**Given instruction:** Reproduce the records exactly.

**Data to use:**

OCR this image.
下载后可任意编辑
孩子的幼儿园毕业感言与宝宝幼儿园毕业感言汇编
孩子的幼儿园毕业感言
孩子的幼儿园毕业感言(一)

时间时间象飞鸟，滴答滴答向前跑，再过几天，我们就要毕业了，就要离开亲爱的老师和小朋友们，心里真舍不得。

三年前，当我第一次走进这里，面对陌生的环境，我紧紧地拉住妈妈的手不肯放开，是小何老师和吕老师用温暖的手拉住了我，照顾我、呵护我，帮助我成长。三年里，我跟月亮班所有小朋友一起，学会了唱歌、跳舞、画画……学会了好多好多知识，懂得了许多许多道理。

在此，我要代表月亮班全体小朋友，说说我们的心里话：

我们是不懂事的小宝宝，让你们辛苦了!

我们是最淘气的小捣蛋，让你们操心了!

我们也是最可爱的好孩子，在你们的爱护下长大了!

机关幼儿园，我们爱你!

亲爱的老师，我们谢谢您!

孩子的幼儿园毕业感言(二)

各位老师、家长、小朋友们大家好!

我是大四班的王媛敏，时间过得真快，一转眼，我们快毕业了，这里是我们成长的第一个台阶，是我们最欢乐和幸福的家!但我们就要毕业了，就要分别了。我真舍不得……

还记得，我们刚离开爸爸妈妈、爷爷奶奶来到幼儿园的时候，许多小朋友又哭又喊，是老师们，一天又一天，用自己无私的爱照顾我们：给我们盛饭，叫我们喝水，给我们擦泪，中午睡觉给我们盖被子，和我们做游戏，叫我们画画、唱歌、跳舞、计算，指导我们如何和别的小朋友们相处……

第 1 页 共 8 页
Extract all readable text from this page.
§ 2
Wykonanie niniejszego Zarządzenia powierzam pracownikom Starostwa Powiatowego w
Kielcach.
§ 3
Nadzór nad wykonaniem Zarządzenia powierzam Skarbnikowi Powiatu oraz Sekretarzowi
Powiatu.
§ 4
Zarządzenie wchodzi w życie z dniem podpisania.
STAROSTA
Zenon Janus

**Problem solution:**
OCR this image.
下载后可任意编辑
孩子的幼儿园毕业感言与宝宝幼儿园毕业感言汇编
孩子的幼儿园毕业感言
孩子的幼儿园毕业感言(一)

时间时间象飞鸟，滴答滴答向前跑，再过几天，我们就要毕业了，就要离开亲爱的老师和小朋友们，心里真舍不得。

三年前，当我第一次走进这里，面对陌生的环境，我紧紧地拉住妈妈的手不肯放开，是小何老师和吕老师用温暖的手拉住了我，照顾我、呵护我，帮助我成长。三年里，我跟月亮班所有小朋友一起，学会了唱歌、跳舞、画画……学会了好多好多知识，懂得了许多许多道理。

在此，我要代表月亮班全体小朋友，说说我们的心里话：

我们是不懂事的小宝宝，让你们辛苦了!

我们是最淘气的小捣蛋，让你们操心了!

我们也是最可爱的好孩子，在你们的爱护下长大了!

机关幼儿园，我们爱你!

亲爱的老师，我们谢谢您!

孩子的幼儿园毕业感言(二)

各位老师、家长、小朋友们大家好!

我是大四班的王媛敏，时间过得真快，一转眼，我们快毕业了，这里是我们成长的第一个台阶，是我们最欢乐和幸福的家!但我们就要毕业了，就要分别了。我真舍不得……

还记得，我们刚离开爸爸妈妈、爷爷奶奶来到幼儿园的时候，许多小朋友又哭又喊，是老师们，一天又一天，用自己无私的爱照顾我们：给我们盛饭，叫我们喝水，给我们擦泪，中午睡觉给我们盖被子，和我们做游戏，叫我们画画、唱歌、跳舞、计算，指导我们如何和别的小朋友们相处……

第 1 页 共 8 页
Extract all readable text from this page.
§ 2
Wykonanie niniejszego Zarządzenia powierzam pracownikom Starostwa Powiatowego w
Kielcach.
§ 3
Nadzór nad wykonaniem Zarządzenia powierzam Skarbnikowi Powiatu oraz Sekretarzowi
Powiatu.
§ 4
Zarządzenie wchodzi w życie z dniem podpisania.
STAROSTA
Zenon Janus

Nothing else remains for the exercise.